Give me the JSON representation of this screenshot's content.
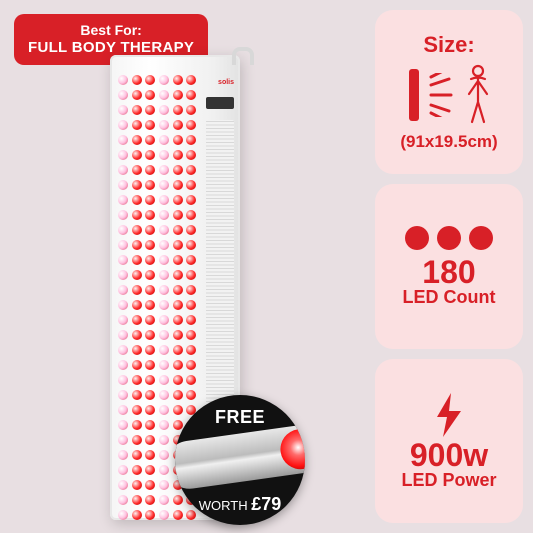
{
  "colors": {
    "accent": "#d82027",
    "card_bg": "#fbe0e1",
    "page_bg": "#e8dfe2",
    "badge_black": "#111111",
    "text_white": "#ffffff"
  },
  "badge": {
    "line1": "Best For:",
    "line2": "FULL BODY THERAPY"
  },
  "free": {
    "label": "FREE",
    "worth_label": "WORTH ",
    "worth_value": "£79"
  },
  "specs": {
    "size": {
      "title": "Size:",
      "dimensions": "(91x19.5cm)"
    },
    "led_count": {
      "value": "180",
      "label": "LED Count",
      "dot_count": 3
    },
    "power": {
      "value": "900w",
      "label": "LED Power"
    }
  },
  "product": {
    "brand": "solis",
    "led_rows": 30,
    "led_cols": 6
  }
}
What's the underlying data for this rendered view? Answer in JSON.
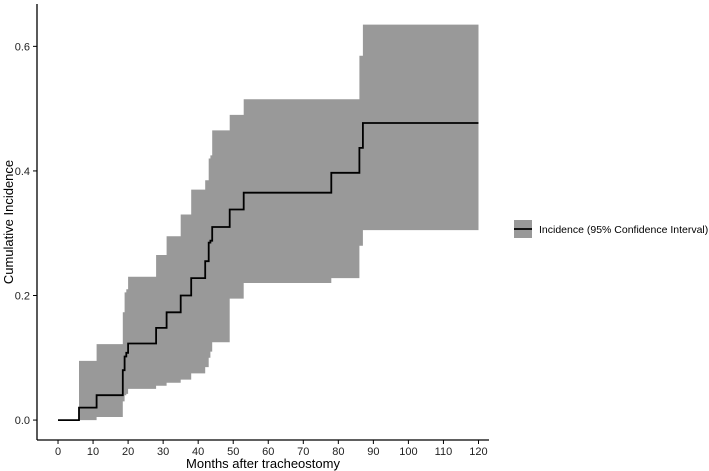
{
  "chart_data": {
    "type": "line",
    "xlabel": "Months after tracheostomy",
    "ylabel": "Cumulative Incidence",
    "xlim": [
      -6,
      123
    ],
    "ylim": [
      -0.032,
      0.668
    ],
    "x_ticks": [
      0,
      10,
      20,
      30,
      40,
      50,
      60,
      70,
      80,
      90,
      100,
      110,
      120
    ],
    "x_tick_labels": [
      "0",
      "10",
      "20",
      "30",
      "40",
      "50",
      "60",
      "70",
      "80",
      "90",
      "100",
      "110",
      "120"
    ],
    "y_ticks": [
      0.0,
      0.2,
      0.4,
      0.6
    ],
    "y_tick_labels": [
      "0.0",
      "0.2",
      "0.4",
      "0.6"
    ],
    "grid": false,
    "legend_position": "right",
    "series": [
      {
        "name": "Incidence (95% Confidence Interval)",
        "kind": "step",
        "x": [
          0,
          6,
          11,
          18.5,
          19,
          19.5,
          20,
          28,
          31,
          35,
          38,
          42,
          43,
          43.5,
          44,
          49,
          53,
          78,
          86,
          87,
          120
        ],
        "y": [
          0.0,
          0.02,
          0.04,
          0.08,
          0.102,
          0.108,
          0.123,
          0.148,
          0.173,
          0.2,
          0.228,
          0.255,
          0.285,
          0.288,
          0.31,
          0.338,
          0.365,
          0.397,
          0.437,
          0.477,
          0.477
        ],
        "lower": [
          0.0,
          0.0,
          0.005,
          0.03,
          0.04,
          0.042,
          0.05,
          0.055,
          0.06,
          0.065,
          0.075,
          0.085,
          0.1,
          0.11,
          0.125,
          0.195,
          0.22,
          0.228,
          0.28,
          0.305,
          0.305
        ],
        "upper": [
          0.0,
          0.095,
          0.122,
          0.173,
          0.205,
          0.21,
          0.23,
          0.265,
          0.295,
          0.33,
          0.37,
          0.385,
          0.42,
          0.425,
          0.465,
          0.49,
          0.515,
          0.515,
          0.585,
          0.635,
          0.635
        ]
      }
    ],
    "colors": {
      "line": "#000000",
      "band": "#999999",
      "axis": "#000000"
    }
  }
}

※ ※ ※

(Given request):
Each record must be quoted in full and exactly. Do not include the pictures.

(Solution to this exercise):
Give me the JSON representation of this screenshot's content.
{
  "colors": {
    "accent": "#d82027",
    "card_bg": "#fbe0e1",
    "page_bg": "#e8dfe2",
    "badge_black": "#111111",
    "text_white": "#ffffff"
  },
  "badge": {
    "line1": "Best For:",
    "line2": "FULL BODY THERAPY"
  },
  "free": {
    "label": "FREE",
    "worth_label": "WORTH ",
    "worth_value": "£79"
  },
  "specs": {
    "size": {
      "title": "Size:",
      "dimensions": "(91x19.5cm)"
    },
    "led_count": {
      "value": "180",
      "label": "LED Count",
      "dot_count": 3
    },
    "power": {
      "value": "900w",
      "label": "LED Power"
    }
  },
  "product": {
    "brand": "solis",
    "led_rows": 30,
    "led_cols": 6
  }
}
What's the underlying data for this rendered view? Answer in JSON.
{
  "chart_data": {
    "type": "line",
    "xlabel": "Months after tracheostomy",
    "ylabel": "Cumulative Incidence",
    "xlim": [
      -6,
      123
    ],
    "ylim": [
      -0.032,
      0.668
    ],
    "x_ticks": [
      0,
      10,
      20,
      30,
      40,
      50,
      60,
      70,
      80,
      90,
      100,
      110,
      120
    ],
    "x_tick_labels": [
      "0",
      "10",
      "20",
      "30",
      "40",
      "50",
      "60",
      "70",
      "80",
      "90",
      "100",
      "110",
      "120"
    ],
    "y_ticks": [
      0.0,
      0.2,
      0.4,
      0.6
    ],
    "y_tick_labels": [
      "0.0",
      "0.2",
      "0.4",
      "0.6"
    ],
    "grid": false,
    "legend_position": "right",
    "series": [
      {
        "name": "Incidence (95% Confidence Interval)",
        "kind": "step",
        "x": [
          0,
          6,
          11,
          18.5,
          19,
          19.5,
          20,
          28,
          31,
          35,
          38,
          42,
          43,
          43.5,
          44,
          49,
          53,
          78,
          86,
          87,
          120
        ],
        "y": [
          0.0,
          0.02,
          0.04,
          0.08,
          0.102,
          0.108,
          0.123,
          0.148,
          0.173,
          0.2,
          0.228,
          0.255,
          0.285,
          0.288,
          0.31,
          0.338,
          0.365,
          0.397,
          0.437,
          0.477,
          0.477
        ],
        "lower": [
          0.0,
          0.0,
          0.005,
          0.03,
          0.04,
          0.042,
          0.05,
          0.055,
          0.06,
          0.065,
          0.075,
          0.085,
          0.1,
          0.11,
          0.125,
          0.195,
          0.22,
          0.228,
          0.28,
          0.305,
          0.305
        ],
        "upper": [
          0.0,
          0.095,
          0.122,
          0.173,
          0.205,
          0.21,
          0.23,
          0.265,
          0.295,
          0.33,
          0.37,
          0.385,
          0.42,
          0.425,
          0.465,
          0.49,
          0.515,
          0.515,
          0.585,
          0.635,
          0.635
        ]
      }
    ],
    "colors": {
      "line": "#000000",
      "band": "#999999",
      "axis": "#000000"
    }
  }
}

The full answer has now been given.